## To do
Restate the records below word for word.

## Extracted entries

━━━━━━━━━━━━━━━━

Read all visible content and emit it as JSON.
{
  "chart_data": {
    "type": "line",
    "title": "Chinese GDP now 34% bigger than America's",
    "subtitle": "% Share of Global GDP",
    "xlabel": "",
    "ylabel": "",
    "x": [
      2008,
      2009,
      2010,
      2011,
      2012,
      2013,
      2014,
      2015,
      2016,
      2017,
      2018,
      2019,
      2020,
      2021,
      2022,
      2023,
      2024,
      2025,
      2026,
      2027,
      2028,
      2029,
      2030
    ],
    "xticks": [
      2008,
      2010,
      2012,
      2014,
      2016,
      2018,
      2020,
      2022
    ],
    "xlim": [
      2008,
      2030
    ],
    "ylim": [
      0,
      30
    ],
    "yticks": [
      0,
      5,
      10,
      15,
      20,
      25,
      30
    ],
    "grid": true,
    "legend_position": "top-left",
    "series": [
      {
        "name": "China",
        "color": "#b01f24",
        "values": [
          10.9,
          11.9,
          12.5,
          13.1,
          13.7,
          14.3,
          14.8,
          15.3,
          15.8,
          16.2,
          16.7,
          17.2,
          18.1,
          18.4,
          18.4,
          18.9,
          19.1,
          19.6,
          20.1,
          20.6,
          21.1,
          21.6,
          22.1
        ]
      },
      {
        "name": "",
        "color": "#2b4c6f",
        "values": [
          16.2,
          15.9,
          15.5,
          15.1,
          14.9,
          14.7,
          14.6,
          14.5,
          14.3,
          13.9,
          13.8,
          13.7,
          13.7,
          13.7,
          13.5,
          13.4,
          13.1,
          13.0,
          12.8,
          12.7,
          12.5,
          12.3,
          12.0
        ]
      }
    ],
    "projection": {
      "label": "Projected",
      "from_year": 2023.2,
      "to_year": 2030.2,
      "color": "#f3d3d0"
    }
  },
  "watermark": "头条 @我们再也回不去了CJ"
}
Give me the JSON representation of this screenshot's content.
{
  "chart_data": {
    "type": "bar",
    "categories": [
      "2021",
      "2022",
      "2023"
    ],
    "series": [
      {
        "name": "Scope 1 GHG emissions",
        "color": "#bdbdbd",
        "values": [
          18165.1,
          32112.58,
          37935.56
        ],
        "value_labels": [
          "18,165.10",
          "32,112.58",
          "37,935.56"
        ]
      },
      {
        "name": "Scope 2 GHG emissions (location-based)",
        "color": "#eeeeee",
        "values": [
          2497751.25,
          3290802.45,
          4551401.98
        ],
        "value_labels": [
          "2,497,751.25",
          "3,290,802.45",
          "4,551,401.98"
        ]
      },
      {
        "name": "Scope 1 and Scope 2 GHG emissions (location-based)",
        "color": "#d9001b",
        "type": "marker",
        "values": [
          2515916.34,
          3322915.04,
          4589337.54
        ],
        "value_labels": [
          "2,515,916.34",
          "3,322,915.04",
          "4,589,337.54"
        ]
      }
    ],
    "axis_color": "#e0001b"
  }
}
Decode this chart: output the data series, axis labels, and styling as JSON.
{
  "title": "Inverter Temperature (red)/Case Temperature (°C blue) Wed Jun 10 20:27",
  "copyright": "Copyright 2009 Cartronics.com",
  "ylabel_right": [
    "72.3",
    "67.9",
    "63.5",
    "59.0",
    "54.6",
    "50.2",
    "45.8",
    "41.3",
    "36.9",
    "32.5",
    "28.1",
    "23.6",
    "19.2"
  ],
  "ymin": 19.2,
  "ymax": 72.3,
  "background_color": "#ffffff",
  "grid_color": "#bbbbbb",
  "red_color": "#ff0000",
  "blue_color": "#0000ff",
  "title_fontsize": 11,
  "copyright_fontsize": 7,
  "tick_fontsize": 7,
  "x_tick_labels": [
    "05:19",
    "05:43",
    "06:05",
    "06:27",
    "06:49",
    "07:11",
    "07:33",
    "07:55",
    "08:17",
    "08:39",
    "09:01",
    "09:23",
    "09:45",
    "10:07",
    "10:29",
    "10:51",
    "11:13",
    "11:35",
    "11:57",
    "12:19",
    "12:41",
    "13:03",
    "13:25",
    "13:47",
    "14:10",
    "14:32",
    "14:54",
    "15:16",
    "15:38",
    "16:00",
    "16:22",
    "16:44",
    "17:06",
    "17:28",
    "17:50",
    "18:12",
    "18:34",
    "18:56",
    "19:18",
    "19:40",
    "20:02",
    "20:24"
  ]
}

━━━━━━━━━━━━━━━━

## Answer to this task
Read all visible content and emit it as JSON.
{
  "chart_data": {
    "type": "line",
    "title": "Chinese GDP now 34% bigger than America's",
    "subtitle": "% Share of Global GDP",
    "xlabel": "",
    "ylabel": "",
    "x": [
      2008,
      2009,
      2010,
      2011,
      2012,
      2013,
      2014,
      2015,
      2016,
      2017,
      2018,
      2019,
      2020,
      2021,
      2022,
      2023,
      2024,
      2025,
      2026,
      2027,
      2028,
      2029,
      2030
    ],
    "xticks": [
      2008,
      2010,
      2012,
      2014,
      2016,
      2018,
      2020,
      2022
    ],
    "xlim": [
      2008,
      2030
    ],
    "ylim": [
      0,
      30
    ],
    "yticks": [
      0,
      5,
      10,
      15,
      20,
      25,
      30
    ],
    "grid": true,
    "legend_position": "top-left",
    "series": [
      {
        "name": "China",
        "color": "#b01f24",
        "values": [
          10.9,
          11.9,
          12.5,
          13.1,
          13.7,
          14.3,
          14.8,
          15.3,
          15.8,
          16.2,
          16.7,
          17.2,
          18.1,
          18.4,
          18.4,
          18.9,
          19.1,
          19.6,
          20.1,
          20.6,
          21.1,
          21.6,
          22.1
        ]
      },
      {
        "name": "",
        "color": "#2b4c6f",
        "values": [
          16.2,
          15.9,
          15.5,
          15.1,
          14.9,
          14.7,
          14.6,
          14.5,
          14.3,
          13.9,
          13.8,
          13.7,
          13.7,
          13.7,
          13.5,
          13.4,
          13.1,
          13.0,
          12.8,
          12.7,
          12.5,
          12.3,
          12.0
        ]
      }
    ],
    "projection": {
      "label": "Projected",
      "from_year": 2023.2,
      "to_year": 2030.2,
      "color": "#f3d3d0"
    }
  },
  "watermark": "头条 @我们再也回不去了CJ"
}
Give me the JSON representation of this screenshot's content.
{
  "chart_data": {
    "type": "bar",
    "categories": [
      "2021",
      "2022",
      "2023"
    ],
    "series": [
      {
        "name": "Scope 1 GHG emissions",
        "color": "#bdbdbd",
        "values": [
          18165.1,
          32112.58,
          37935.56
        ],
        "value_labels": [
          "18,165.10",
          "32,112.58",
          "37,935.56"
        ]
      },
      {
        "name": "Scope 2 GHG emissions (location-based)",
        "color": "#eeeeee",
        "values": [
          2497751.25,
          3290802.45,
          4551401.98
        ],
        "value_labels": [
          "2,497,751.25",
          "3,290,802.45",
          "4,551,401.98"
        ]
      },
      {
        "name": "Scope 1 and Scope 2 GHG emissions (location-based)",
        "color": "#d9001b",
        "type": "marker",
        "values": [
          2515916.34,
          3322915.04,
          4589337.54
        ],
        "value_labels": [
          "2,515,916.34",
          "3,322,915.04",
          "4,589,337.54"
        ]
      }
    ],
    "axis_color": "#e0001b"
  }
}
Decode this chart: output the data series, axis labels, and styling as JSON.
{
  "title": "Inverter Temperature (red)/Case Temperature (°C blue) Wed Jun 10 20:27",
  "copyright": "Copyright 2009 Cartronics.com",
  "ylabel_right": [
    "72.3",
    "67.9",
    "63.5",
    "59.0",
    "54.6",
    "50.2",
    "45.8",
    "41.3",
    "36.9",
    "32.5",
    "28.1",
    "23.6",
    "19.2"
  ],
  "ymin": 19.2,
  "ymax": 72.3,
  "background_color": "#ffffff",
  "grid_color": "#bbbbbb",
  "red_color": "#ff0000",
  "blue_color": "#0000ff",
  "title_fontsize": 11,
  "copyright_fontsize": 7,
  "tick_fontsize": 7,
  "x_tick_labels": [
    "05:19",
    "05:43",
    "06:05",
    "06:27",
    "06:49",
    "07:11",
    "07:33",
    "07:55",
    "08:17",
    "08:39",
    "09:01",
    "09:23",
    "09:45",
    "10:07",
    "10:29",
    "10:51",
    "11:13",
    "11:35",
    "11:57",
    "12:19",
    "12:41",
    "13:03",
    "13:25",
    "13:47",
    "14:10",
    "14:32",
    "14:54",
    "15:16",
    "15:38",
    "16:00",
    "16:22",
    "16:44",
    "17:06",
    "17:28",
    "17:50",
    "18:12",
    "18:34",
    "18:56",
    "19:18",
    "19:40",
    "20:02",
    "20:24"
  ]
}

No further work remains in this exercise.